### Instructions for the task
Output nothing but the number of lines that include the word "Distros".

------------

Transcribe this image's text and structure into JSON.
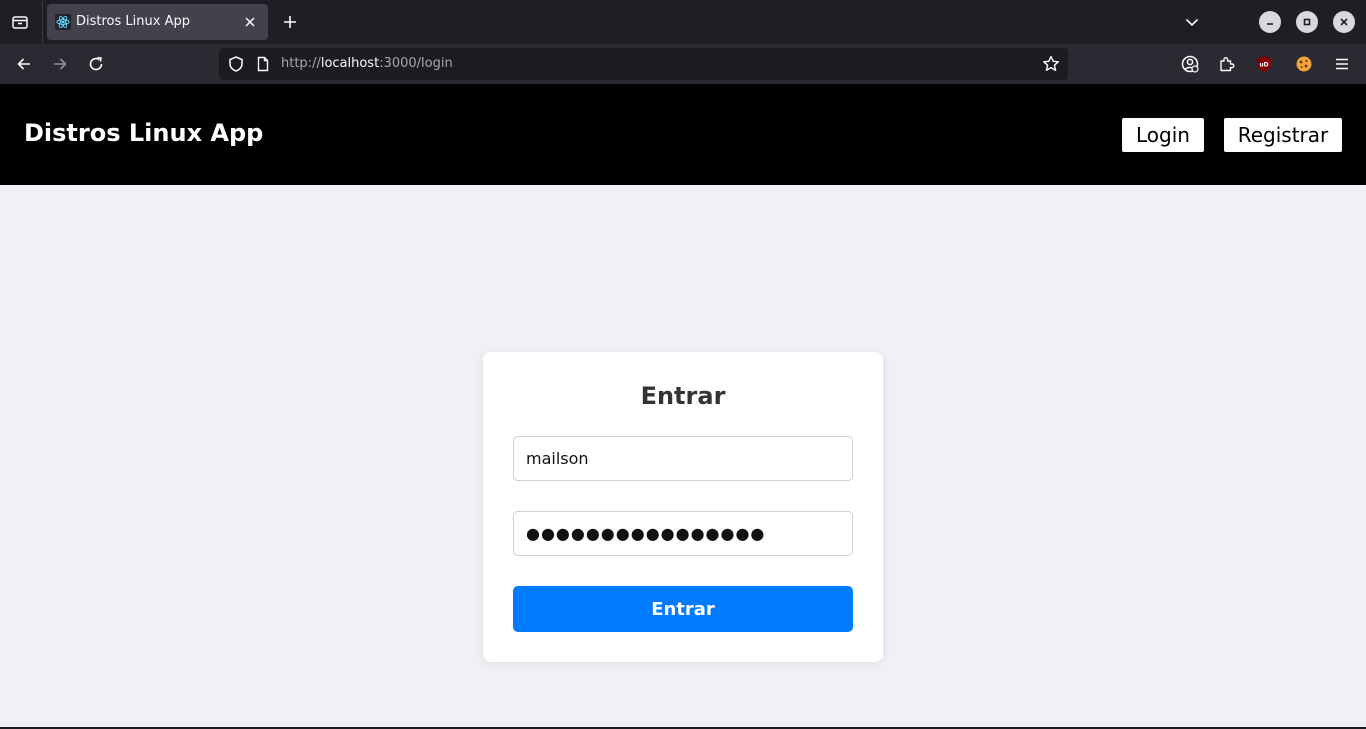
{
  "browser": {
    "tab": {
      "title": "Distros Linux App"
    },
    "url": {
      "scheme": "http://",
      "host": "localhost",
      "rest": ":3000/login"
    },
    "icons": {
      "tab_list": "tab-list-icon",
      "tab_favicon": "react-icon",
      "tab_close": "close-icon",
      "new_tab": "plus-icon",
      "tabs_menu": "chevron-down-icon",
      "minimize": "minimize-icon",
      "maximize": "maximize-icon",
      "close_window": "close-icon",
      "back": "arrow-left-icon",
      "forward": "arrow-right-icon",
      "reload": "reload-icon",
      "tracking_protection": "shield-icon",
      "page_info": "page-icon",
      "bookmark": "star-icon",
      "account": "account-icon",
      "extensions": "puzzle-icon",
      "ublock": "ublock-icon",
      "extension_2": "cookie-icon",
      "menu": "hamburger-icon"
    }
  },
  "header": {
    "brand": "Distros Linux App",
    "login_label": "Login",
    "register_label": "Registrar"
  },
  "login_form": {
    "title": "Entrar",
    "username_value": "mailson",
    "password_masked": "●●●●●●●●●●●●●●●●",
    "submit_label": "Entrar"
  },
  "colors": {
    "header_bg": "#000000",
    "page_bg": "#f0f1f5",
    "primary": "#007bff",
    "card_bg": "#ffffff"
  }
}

------------

### Response
2